§ **WHAT TO WORK ON**:
Return the entries verbatim and drop every picture.

[Dataset rows]
:::::
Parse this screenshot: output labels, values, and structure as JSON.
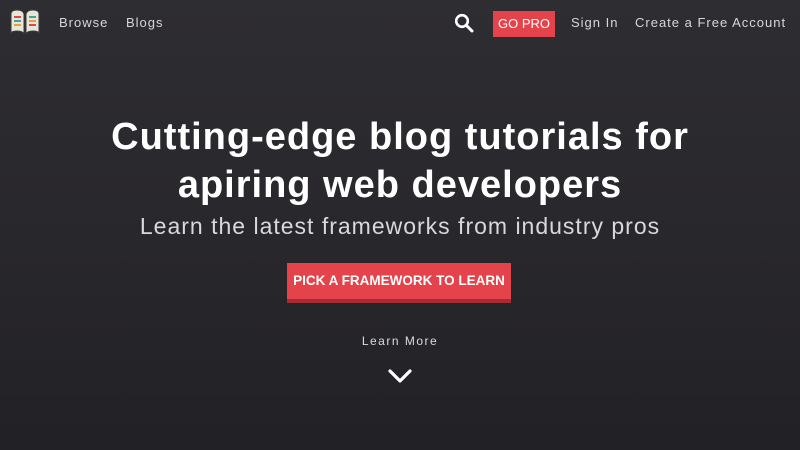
{
  "nav": {
    "logo_icon": "book-icon",
    "browse": "Browse",
    "blogs": "Blogs",
    "search_icon": "search-icon",
    "go_pro": "GO PRO",
    "sign_in": "Sign In",
    "create_account": "Create a Free Account"
  },
  "hero": {
    "title_line1": "Cutting-edge blog tutorials for",
    "title_line2": "apiring web developers",
    "subtitle": "Learn the latest frameworks from industry pros",
    "cta": "PICK A FRAMEWORK TO LEARN",
    "learn_more": "Learn More",
    "chevron_icon": "chevron-down-icon"
  },
  "colors": {
    "accent": "#e5434b",
    "accent_shadow": "#a82b32",
    "background": "#2b2a2e",
    "text": "#ffffff"
  }
}
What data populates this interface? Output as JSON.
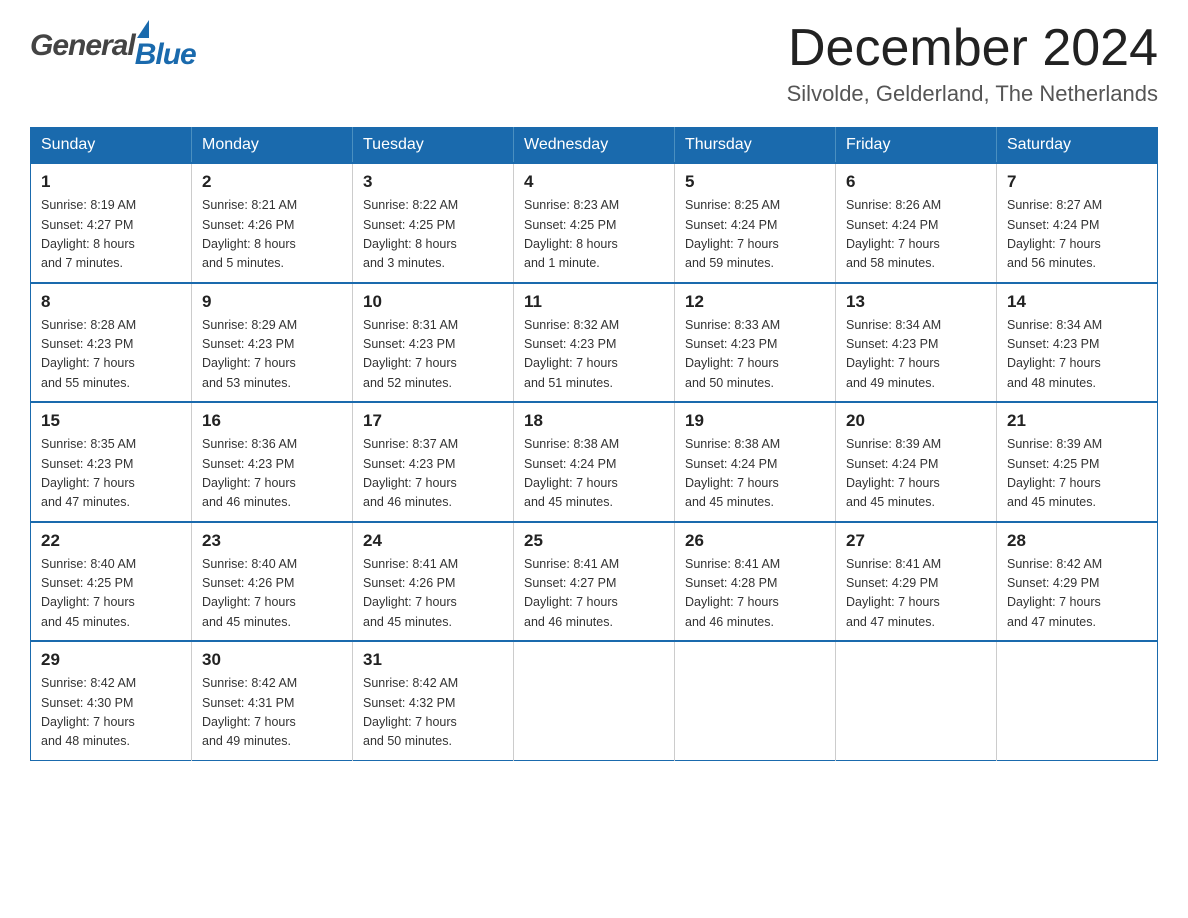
:::::
§ **FINAL RESULT**:
Parse this screenshot: output labels, values, and structure as JSON.
{
  "nav": {
    "logo_icon": "book-icon",
    "browse": "Browse",
    "blogs": "Blogs",
    "search_icon": "search-icon",
    "go_pro": "GO PRO",
    "sign_in": "Sign In",
    "create_account": "Create a Free Account"
  },
  "hero": {
    "title_line1": "Cutting-edge blog tutorials for",
    "title_line2": "apiring web developers",
    "subtitle": "Learn the latest frameworks from industry pros",
    "cta": "PICK A FRAMEWORK TO LEARN",
    "learn_more": "Learn More",
    "chevron_icon": "chevron-down-icon"
  },
  "colors": {
    "accent": "#e5434b",
    "accent_shadow": "#a82b32",
    "background": "#2b2a2e",
    "text": "#ffffff"
  }
}
What data populates this interface? Output as JSON.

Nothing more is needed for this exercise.